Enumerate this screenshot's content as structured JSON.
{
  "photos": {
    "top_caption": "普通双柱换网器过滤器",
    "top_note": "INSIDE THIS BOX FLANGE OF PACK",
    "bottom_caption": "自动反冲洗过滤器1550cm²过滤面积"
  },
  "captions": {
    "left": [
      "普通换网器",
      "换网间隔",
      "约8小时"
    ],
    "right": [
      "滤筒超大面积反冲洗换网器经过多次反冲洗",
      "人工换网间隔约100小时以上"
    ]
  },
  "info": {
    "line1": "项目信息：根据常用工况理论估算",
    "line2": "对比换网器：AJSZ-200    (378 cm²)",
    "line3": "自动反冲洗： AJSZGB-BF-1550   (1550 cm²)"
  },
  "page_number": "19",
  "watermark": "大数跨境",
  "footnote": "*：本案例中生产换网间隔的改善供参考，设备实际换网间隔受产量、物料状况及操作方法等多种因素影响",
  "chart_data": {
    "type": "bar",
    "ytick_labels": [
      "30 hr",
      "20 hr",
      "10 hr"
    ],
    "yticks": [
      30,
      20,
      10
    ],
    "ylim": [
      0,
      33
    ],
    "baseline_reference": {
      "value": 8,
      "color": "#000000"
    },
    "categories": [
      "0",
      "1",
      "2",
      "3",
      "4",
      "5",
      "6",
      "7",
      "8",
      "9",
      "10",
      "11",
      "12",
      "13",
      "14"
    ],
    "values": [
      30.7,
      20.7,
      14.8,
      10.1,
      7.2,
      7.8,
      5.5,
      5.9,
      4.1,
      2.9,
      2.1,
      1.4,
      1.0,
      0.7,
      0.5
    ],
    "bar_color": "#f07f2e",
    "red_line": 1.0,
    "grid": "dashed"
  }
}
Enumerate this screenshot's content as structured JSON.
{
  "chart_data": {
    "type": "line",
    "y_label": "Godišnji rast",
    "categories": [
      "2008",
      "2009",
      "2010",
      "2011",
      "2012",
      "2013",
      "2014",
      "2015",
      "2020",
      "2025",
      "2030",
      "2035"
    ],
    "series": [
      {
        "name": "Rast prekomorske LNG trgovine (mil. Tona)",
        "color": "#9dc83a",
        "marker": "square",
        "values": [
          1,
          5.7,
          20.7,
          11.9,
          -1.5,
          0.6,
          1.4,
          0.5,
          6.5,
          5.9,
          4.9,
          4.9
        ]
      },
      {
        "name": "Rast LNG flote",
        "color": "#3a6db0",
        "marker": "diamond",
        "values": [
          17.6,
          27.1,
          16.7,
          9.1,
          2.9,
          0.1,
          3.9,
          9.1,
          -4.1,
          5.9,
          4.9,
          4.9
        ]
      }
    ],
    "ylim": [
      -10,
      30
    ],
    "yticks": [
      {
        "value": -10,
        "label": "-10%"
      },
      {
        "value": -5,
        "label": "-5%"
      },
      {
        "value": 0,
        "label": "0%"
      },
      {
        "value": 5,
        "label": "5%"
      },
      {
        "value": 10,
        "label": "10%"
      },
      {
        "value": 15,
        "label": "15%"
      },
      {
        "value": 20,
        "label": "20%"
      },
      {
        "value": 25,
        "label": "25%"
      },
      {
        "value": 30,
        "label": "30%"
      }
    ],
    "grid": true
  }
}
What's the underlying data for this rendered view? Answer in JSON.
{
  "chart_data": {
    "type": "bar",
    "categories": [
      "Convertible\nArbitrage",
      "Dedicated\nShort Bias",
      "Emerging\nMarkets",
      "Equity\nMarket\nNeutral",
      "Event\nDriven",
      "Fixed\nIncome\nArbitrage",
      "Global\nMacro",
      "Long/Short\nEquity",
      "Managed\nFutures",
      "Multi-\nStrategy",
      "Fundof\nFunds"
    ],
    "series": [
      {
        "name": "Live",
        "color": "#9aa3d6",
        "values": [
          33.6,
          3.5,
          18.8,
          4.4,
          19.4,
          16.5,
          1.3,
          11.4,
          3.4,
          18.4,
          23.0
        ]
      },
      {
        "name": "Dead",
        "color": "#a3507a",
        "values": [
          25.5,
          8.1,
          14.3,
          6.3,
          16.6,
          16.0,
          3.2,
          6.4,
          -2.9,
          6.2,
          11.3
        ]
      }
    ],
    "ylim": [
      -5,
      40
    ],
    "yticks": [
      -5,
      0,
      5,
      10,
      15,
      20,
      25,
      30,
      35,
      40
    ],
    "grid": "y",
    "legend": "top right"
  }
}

Exercise
Quote every record above exactly.

Solved problem
Enumerate this screenshot's content as structured JSON.
{
  "photos": {
    "top_caption": "普通双柱换网器过滤器",
    "top_note": "INSIDE THIS BOX FLANGE OF PACK",
    "bottom_caption": "自动反冲洗过滤器1550cm²过滤面积"
  },
  "captions": {
    "left": [
      "普通换网器",
      "换网间隔",
      "约8小时"
    ],
    "right": [
      "滤筒超大面积反冲洗换网器经过多次反冲洗",
      "人工换网间隔约100小时以上"
    ]
  },
  "info": {
    "line1": "项目信息：根据常用工况理论估算",
    "line2": "对比换网器：AJSZ-200    (378 cm²)",
    "line3": "自动反冲洗： AJSZGB-BF-1550   (1550 cm²)"
  },
  "page_number": "19",
  "watermark": "大数跨境",
  "footnote": "*：本案例中生产换网间隔的改善供参考，设备实际换网间隔受产量、物料状况及操作方法等多种因素影响",
  "chart_data": {
    "type": "bar",
    "ytick_labels": [
      "30 hr",
      "20 hr",
      "10 hr"
    ],
    "yticks": [
      30,
      20,
      10
    ],
    "ylim": [
      0,
      33
    ],
    "baseline_reference": {
      "value": 8,
      "color": "#000000"
    },
    "categories": [
      "0",
      "1",
      "2",
      "3",
      "4",
      "5",
      "6",
      "7",
      "8",
      "9",
      "10",
      "11",
      "12",
      "13",
      "14"
    ],
    "values": [
      30.7,
      20.7,
      14.8,
      10.1,
      7.2,
      7.8,
      5.5,
      5.9,
      4.1,
      2.9,
      2.1,
      1.4,
      1.0,
      0.7,
      0.5
    ],
    "bar_color": "#f07f2e",
    "red_line": 1.0,
    "grid": "dashed"
  }
}
Enumerate this screenshot's content as structured JSON.
{
  "chart_data": {
    "type": "line",
    "y_label": "Godišnji rast",
    "categories": [
      "2008",
      "2009",
      "2010",
      "2011",
      "2012",
      "2013",
      "2014",
      "2015",
      "2020",
      "2025",
      "2030",
      "2035"
    ],
    "series": [
      {
        "name": "Rast prekomorske LNG trgovine (mil. Tona)",
        "color": "#9dc83a",
        "marker": "square",
        "values": [
          1,
          5.7,
          20.7,
          11.9,
          -1.5,
          0.6,
          1.4,
          0.5,
          6.5,
          5.9,
          4.9,
          4.9
        ]
      },
      {
        "name": "Rast LNG flote",
        "color": "#3a6db0",
        "marker": "diamond",
        "values": [
          17.6,
          27.1,
          16.7,
          9.1,
          2.9,
          0.1,
          3.9,
          9.1,
          -4.1,
          5.9,
          4.9,
          4.9
        ]
      }
    ],
    "ylim": [
      -10,
      30
    ],
    "yticks": [
      {
        "value": -10,
        "label": "-10%"
      },
      {
        "value": -5,
        "label": "-5%"
      },
      {
        "value": 0,
        "label": "0%"
      },
      {
        "value": 5,
        "label": "5%"
      },
      {
        "value": 10,
        "label": "10%"
      },
      {
        "value": 15,
        "label": "15%"
      },
      {
        "value": 20,
        "label": "20%"
      },
      {
        "value": 25,
        "label": "25%"
      },
      {
        "value": 30,
        "label": "30%"
      }
    ],
    "grid": true
  }
}
What's the underlying data for this rendered view? Answer in JSON.
{
  "chart_data": {
    "type": "bar",
    "categories": [
      "Convertible\nArbitrage",
      "Dedicated\nShort Bias",
      "Emerging\nMarkets",
      "Equity\nMarket\nNeutral",
      "Event\nDriven",
      "Fixed\nIncome\nArbitrage",
      "Global\nMacro",
      "Long/Short\nEquity",
      "Managed\nFutures",
      "Multi-\nStrategy",
      "Fundof\nFunds"
    ],
    "series": [
      {
        "name": "Live",
        "color": "#9aa3d6",
        "values": [
          33.6,
          3.5,
          18.8,
          4.4,
          19.4,
          16.5,
          1.3,
          11.4,
          3.4,
          18.4,
          23.0
        ]
      },
      {
        "name": "Dead",
        "color": "#a3507a",
        "values": [
          25.5,
          8.1,
          14.3,
          6.3,
          16.6,
          16.0,
          3.2,
          6.4,
          -2.9,
          6.2,
          11.3
        ]
      }
    ],
    "ylim": [
      -5,
      40
    ],
    "yticks": [
      -5,
      0,
      5,
      10,
      15,
      20,
      25,
      30,
      35,
      40
    ],
    "grid": "y",
    "legend": "top right"
  }
}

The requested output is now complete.